/---

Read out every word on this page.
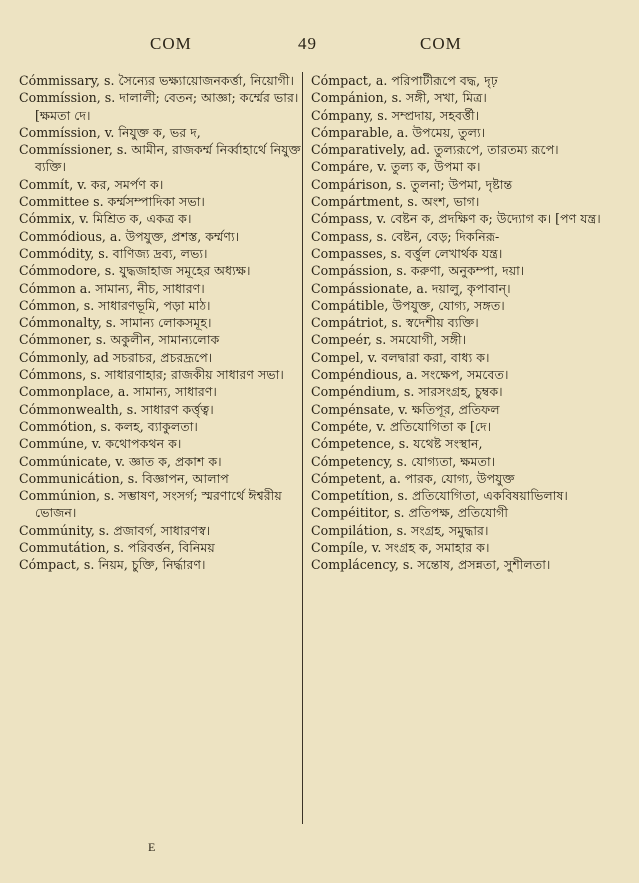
COM	49	COM
Cómmissary, s. সৈন্যের ভক্ষ্যায়োজনকর্ত্তা, নিয়োগী।
Commíssion, s. দালালী; বেতন; আজ্ঞা; কর্ম্মের ভার। [ক্ষমতা দে।
Commíssion, v. নিযুক্ত ক, ভর দ,
Commíssioner, s. আমীন, রাজকর্ম্ম নির্ব্বাহার্থে নিযুক্ত ব্যক্তি।
Commít, v. কর, সমর্পণ ক।
Committee s. কর্ম্মসম্পাদিকা সভা।
Cómmix, v. মিশ্রিত ক, একত্র ক।
Commódious, a. উপযুক্ত, প্রশস্ত, কর্ম্মণ্য।
Commódity, s. বাণিজ্য দ্রব্য, লভ্য।
Cómmodore, s. যুদ্ধজাহাজ সমূহের অধ্যক্ষ।
Cómmon a. সামান্য, নীচ, সাধারণ।
Cómmon, s. সাধারণভূমি, পড়া মাঠ।
Cómmonalty, s. সামান্য লোকসমূহ।
Cómmoner, s. অকুলীন, সামান্যলোক
Cómmonly, ad সচরাচর, প্রচরদ্রূপে।
Cómmons, s. সাধারণাহার; রাজকীয় সাধারণ সভা।
Commonplace, a. সামান্য, সাধারণ।
Cómmonwealth, s. সাধারণ কর্ত্তৃত্ব।
Commótion, s. কলহ, ব্যাকুলতা।
Commúne, v. কথোপকথন ক।
Commúnicate, v. জ্ঞাত ক, প্রকাশ ক।
Communicátion, s. বিজ্ঞাপন, আলাপ
Commúnion, s. সম্ভাষণ, সংসর্গ; স্মরণার্থে ঈশ্বরীয় ভোজন।
Commúnity, s. প্রজাবর্গ, সাধারণস্ব।
Commutátion, s. পরিবর্ত্তন, বিনিময়
Cómpact, s. নিয়ম, চুক্তি, নির্দ্ধারণ।
Cómpact, a. পরিপাটীরূপে বদ্ধ, দৃঢ়
Compánion, s. সঙ্গী, সখা, মিত্র।
Cómpany, s. সম্প্রদায়, সহবর্ত্তী।
Cómparable, a. উপমেয়, তুল্য।
Cómparatively, ad. তুল্যরূপে, তারতম্য রূপে।
Compáre, v. তুল্য ক, উপমা ক।
Compárison, s. তুলনা; উপমা, দৃষ্টান্ত
Compártment, s. অংশ, ভাগ।
Cómpass, v. বেষ্টন ক, প্রদক্ষিণ ক; উদ্যোগ ক। [পণ যন্ত্র।
Compass, s. বেষ্টন, বেড়; দিকনিরূ-
Compasses, s. বর্ত্তুল লেখার্থক যন্ত্র।
Compássion, s. করুণা, অনুকম্পা, দয়া।
Compássionate, a. দয়ালু, কৃপাবান্।
Compátible, উপযুক্ত, যোগ্য, সঙ্গত।
Compátriot, s. স্বদেশীয় ব্যক্তি।
Compeér, s. সমযোগী, সঙ্গী।
Compel, v. বলদ্বারা করা, বাধ্য ক।
Compéndious, a. সংক্ষেপ, সমবেত।
Compéndium, s. সারসংগ্রহ, চুম্বক।
Compénsate, v. ক্ষতিপূর, প্রতিফল
Compéte, v. প্রতিযোগিতা ক [দে।
Cómpetence, s. যথেষ্ট সংস্থান,
Cómpetency, s. যোগ্যতা, ক্ষমতা।
Cómpetent, a. পারক, যোগ্য, উপযুক্ত
Competítion, s. প্রতিযোগিতা, একবিষয়াভিলাষ।
Compéititor, s. প্রতিপক্ষ, প্রতিযোগী
Compilátion, s. সংগ্রহ, সমুদ্ধার।
Compíle, v. সংগ্রহ ক, সমাহার ক।
Complácency, s. সন্তোষ, প্রসন্নতা, সুশীলতা।
E
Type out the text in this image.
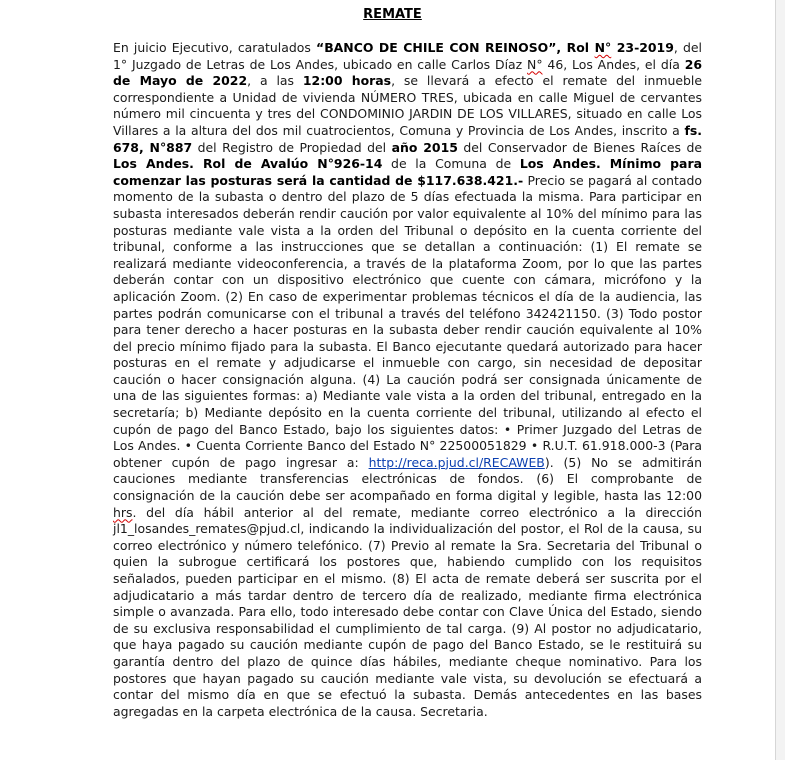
REMATE

En juicio Ejecutivo, caratulados “BANCO DE CHILE CON REINOSO”, Rol N° 23-2019, del 1° Juzgado de Letras de Los Andes, ubicado en calle Carlos Díaz N° 46, Los Andes, el día 26 de Mayo de 2022, a las 12:00 horas, se llevará a efecto el remate del inmueble correspondiente a Unidad de vivienda NÚMERO TRES, ubicada en calle Miguel de cervantes número mil cincuenta y tres del CONDOMINIO JARDIN DE LOS VILLARES, situado en calle Los Villares a la altura del dos mil cuatrocientos, Comuna y Provincia de Los Andes, inscrito a fs. 678, N°887 del Registro de Propiedad del año 2015 del Conservador de Bienes Raíces de Los Andes. Rol de Avalúo N°926-14 de la Comuna de Los Andes. Mínimo para comenzar las posturas será la cantidad de $117.638.421.- Precio se pagará al contado momento de la subasta o dentro del plazo de 5 días efectuada la misma. Para participar en subasta interesados deberán rendir caución por valor equivalente al 10% del mínimo para las posturas mediante vale vista a la orden del Tribunal o depósito en la cuenta corriente del tribunal, conforme a las instrucciones que se detallan a continuación: (1) El remate se realizará mediante videoconferencia, a través de la plataforma Zoom, por lo que las partes deberán contar con un dispositivo electrónico que cuente con cámara, micrófono y la aplicación Zoom. (2) En caso de experimentar problemas técnicos el día de la audiencia, las partes podrán comunicarse con el tribunal a través del teléfono 342421150. (3) Todo postor para tener derecho a hacer posturas en la subasta deber rendir caución equivalente al 10% del precio mínimo fijado para la subasta. El Banco ejecutante quedará autorizado para hacer posturas en el remate y adjudicarse el inmueble con cargo, sin necesidad de depositar caución o hacer consignación alguna. (4) La caución podrá ser consignada únicamente de una de las siguientes formas: a) Mediante vale vista a la orden del tribunal, entregado en la secretaría; b) Mediante depósito en la cuenta corriente del tribunal, utilizando al efecto el cupón de pago del Banco Estado, bajo los siguientes datos: • Primer Juzgado del Letras de Los Andes. • Cuenta Corriente Banco del Estado N° 22500051829 • R.U.T. 61.918.000-3 (Para obtener cupón de pago ingresar a: http://reca.pjud.cl/RECAWEB). (5) No se admitirán cauciones mediante transferencias electrónicas de fondos. (6) El comprobante de consignación de la caución debe ser acompañado en forma digital y legible, hasta las 12:00 hrs. del día hábil anterior al del remate, mediante correo electrónico a la dirección jl1_losandes_remates@pjud.cl, indicando la individualización del postor, el Rol de la causa, su correo electrónico y número telefónico. (7) Previo al remate la Sra. Secretaria del Tribunal o quien la subrogue certificará los postores que, habiendo cumplido con los requisitos señalados, pueden participar en el mismo. (8) El acta de remate deberá ser suscrita por el adjudicatario a más tardar dentro de tercero día de realizado, mediante firma electrónica simple o avanzada. Para ello, todo interesado debe contar con Clave Única del Estado, siendo de su exclusiva responsabilidad el cumplimiento de tal carga. (9) Al postor no adjudicatario, que haya pagado su caución mediante cupón de pago del Banco Estado, se le restituirá su garantía dentro del plazo de quince días hábiles, mediante cheque nominativo. Para los postores que hayan pagado su caución mediante vale vista, su devolución se efectuará a contar del mismo día en que se efectuó la subasta. Demás antecedentes en las bases agregadas en la carpeta electrónica de la causa. Secretaria.
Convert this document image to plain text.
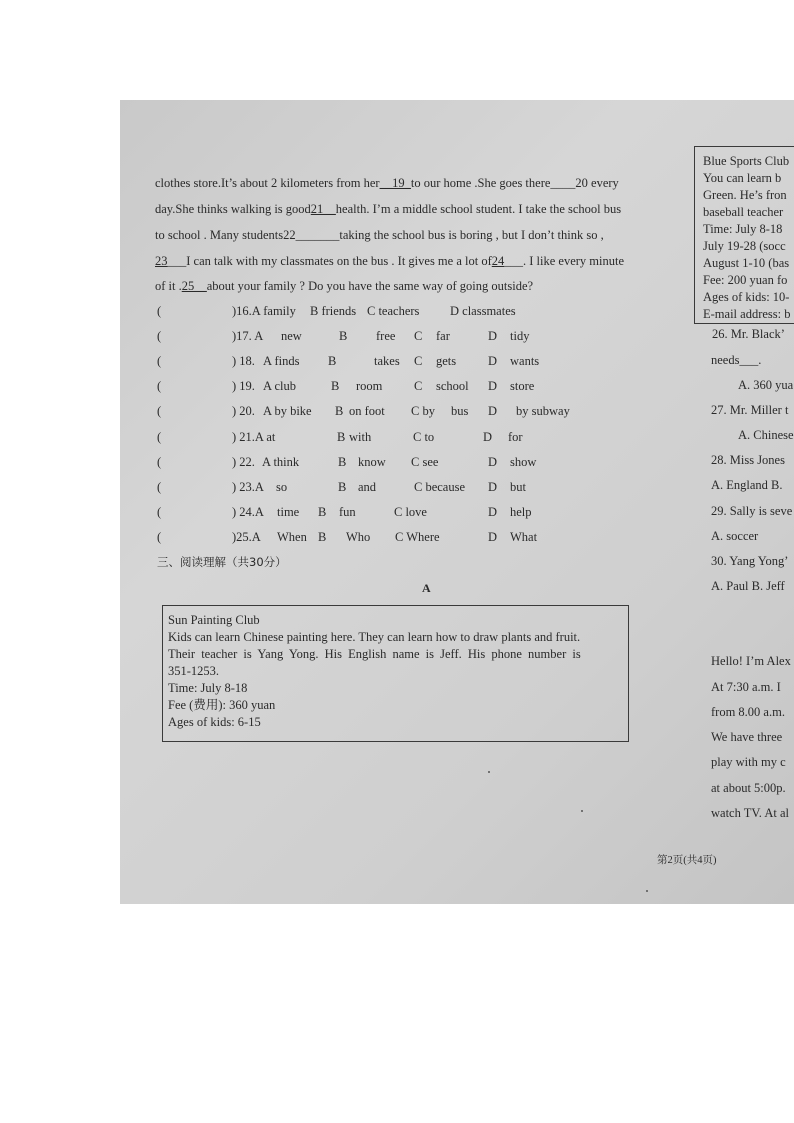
clothes store.It’s about 2 kilometers from her__19_to our home .She goes there____20 every
day.She thinks walking is good21__health. I’m a middle school student. I take the school bus
to school . Many students22_______taking the school bus is boring , but I don’t think so ,
23___I can talk with my classmates on the bus . It gives me a lot of24___. I like every minute
of it .25__about your family ? Do you have the same way of going outside?
(	)16.A family B friends C teachers D classmates
(	)17. A new	B free C far	D tidy
(	) 18. A finds B	takes C gets	D wants
(	) 19. A club	B room	C school D store
(	) 20. A by bike B on foot C by bus D by subway
(	) 21.A at	B with	C to	D for
(	) 22. A think	B know C see	D show
(	) 23.A so	B and	C because D but
(	) 24.A time B fun	C love	D help
(	)25.A When B Who C Where	D What
三、阅读理解（共30分）
A
Sun Painting Club
Kids can learn Chinese painting here. They can learn how to draw plants and fruit.
Their teacher is Yang Yong. His English name is Jeff. His phone number is
351-1253.
Time: July 8-18
Fee (费用): 360 yuan
Ages of kids: 6-15
Blue Sports Club
You can learn b
Green. He’s fron
baseball teacher
Time: July 8-18
July 19-28 (socc
August 1-10 (bas
Fee: 200 yuan fo
Ages of kids: 10-
E-mail address: b
26. Mr. Black’
needs___.
A. 360 yua
27. Mr. Miller t
A. Chinese
28. Miss Jones
A. England B.
29. Sally is seve
A. soccer
30. Yang Yong’
A. Paul B. Jeff
Hello! I’m Alex
At 7:30 a.m. I
from 8.00 a.m.
We have three
play with my c
at about 5:00p.
watch TV. At al
第2页(共4页)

\---

> Set problem:
Each line that holds the word "family" is to be copied.

> Written reply:
of it .25__about your family ? Do you have the same way of going outside?
(	)16.A family B friends C teachers D classmates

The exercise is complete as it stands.